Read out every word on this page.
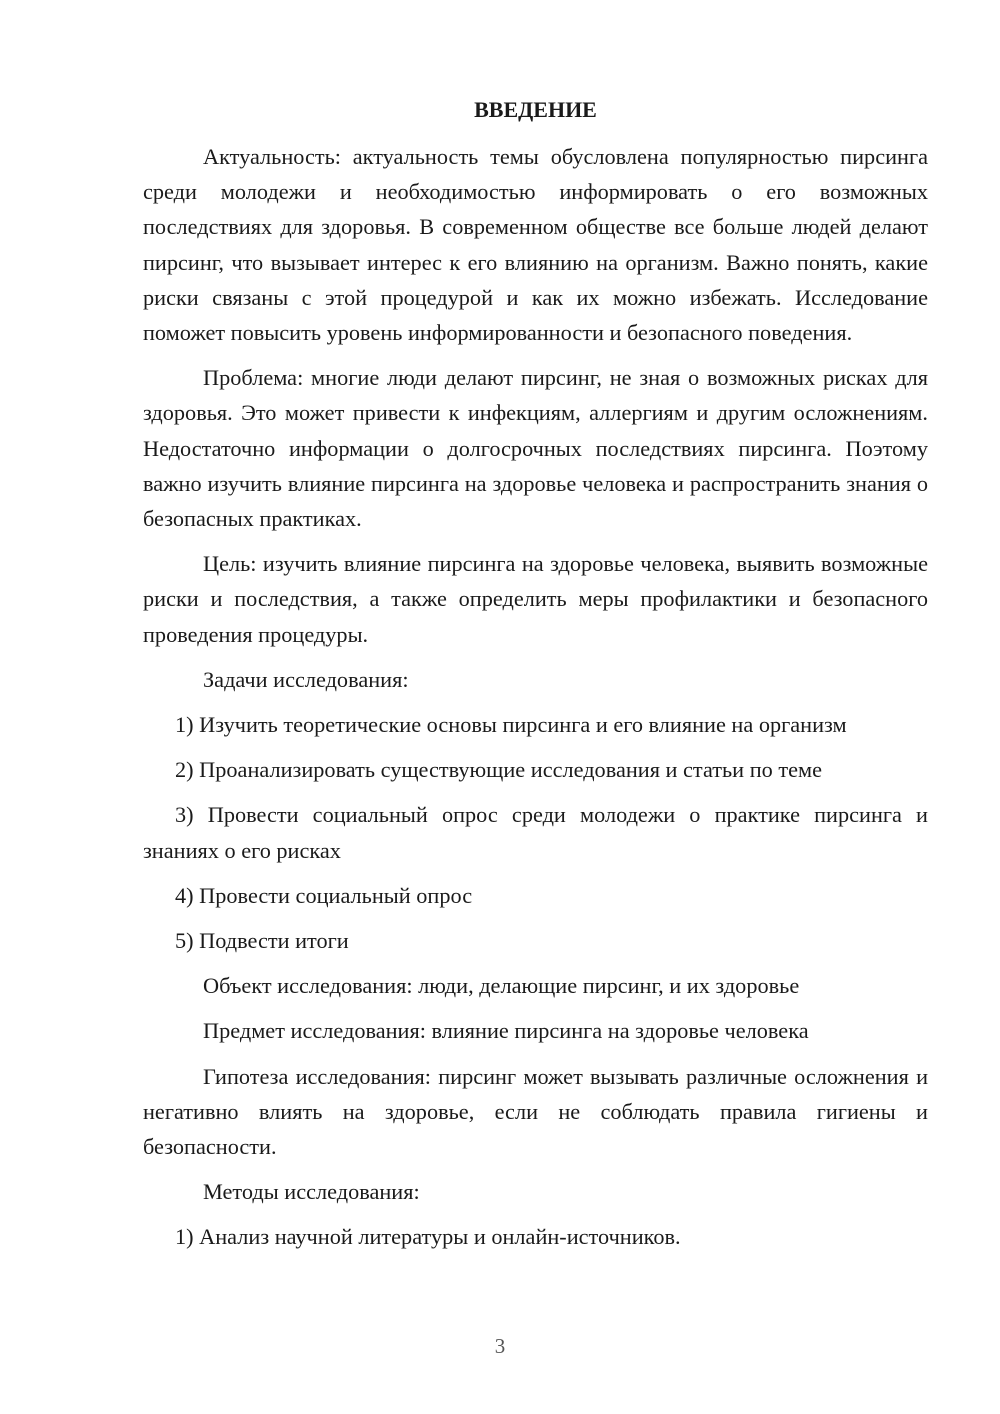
ВВЕДЕНИЕ

Актуальность: актуальность темы обусловлена популярностью пирсинга среди молодежи и необходимостью информировать о его возможных последствиях для здоровья. В современном обществе все больше людей делают пирсинг, что вызывает интерес к его влиянию на организм. Важно понять, какие риски связаны с этой процедурой и как их можно избежать. Исследование поможет повысить уровень информированности и безопасного поведения.

Проблема: многие люди делают пирсинг, не зная о возможных рисках для здоровья. Это может привести к инфекциям, аллергиям и другим осложнениям. Недостаточно информации о долгосрочных последствиях пирсинга. Поэтому важно изучить влияние пирсинга на здоровье человека и распространить знания о безопасных практиках.

Цель: изучить влияние пирсинга на здоровье человека, выявить возможные риски и последствия, а также определить меры профилактики и безопасного проведения процедуры.

Задачи исследования:

1) Изучить теоретические основы пирсинга и его влияние на организм

2) Проанализировать существующие исследования и статьи по теме

3) Провести социальный опрос среди молодежи о практике пирсинга и знаниях о его рисках

4) Провести социальный опрос

5) Подвести итоги

Объект исследования: люди, делающие пирсинг, и их здоровье

Предмет исследования: влияние пирсинга на здоровье человека

Гипотеза исследования: пирсинг может вызывать различные осложнения и негативно влиять на здоровье, если не соблюдать правила гигиены и безопасности.

Методы исследования:

1) Анализ научной литературы и онлайн-источников.

3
════════════════
(Instructions for the task):
Each record must be quoted in full and exactly. Do not include the pictures.

(Answer for this exercise):
Read out every word on this page.
ВВЕДЕНИЕ

Актуальность: актуальность темы обусловлена популярностью пирсинга среди молодежи и необходимостью информировать о его возможных последствиях для здоровья. В современном обществе все больше людей делают пирсинг, что вызывает интерес к его влиянию на организм. Важно понять, какие риски связаны с этой процедурой и как их можно избежать. Исследование поможет повысить уровень информированности и безопасного поведения.

Проблема: многие люди делают пирсинг, не зная о возможных рисках для здоровья. Это может привести к инфекциям, аллергиям и другим осложнениям. Недостаточно информации о долгосрочных последствиях пирсинга. Поэтому важно изучить влияние пирсинга на здоровье человека и распространить знания о безопасных практиках.

Цель: изучить влияние пирсинга на здоровье человека, выявить возможные риски и последствия, а также определить меры профилактики и безопасного проведения процедуры.

Задачи исследования:

1) Изучить теоретические основы пирсинга и его влияние на организм

2) Проанализировать существующие исследования и статьи по теме

3) Провести социальный опрос среди молодежи о практике пирсинга и знаниях о его рисках

4) Провести социальный опрос

5) Подвести итоги

Объект исследования: люди, делающие пирсинг, и их здоровье

Предмет исследования: влияние пирсинга на здоровье человека

Гипотеза исследования: пирсинг может вызывать различные осложнения и негативно влиять на здоровье, если не соблюдать правила гигиены и безопасности.

Методы исследования:

1) Анализ научной литературы и онлайн-источников.

3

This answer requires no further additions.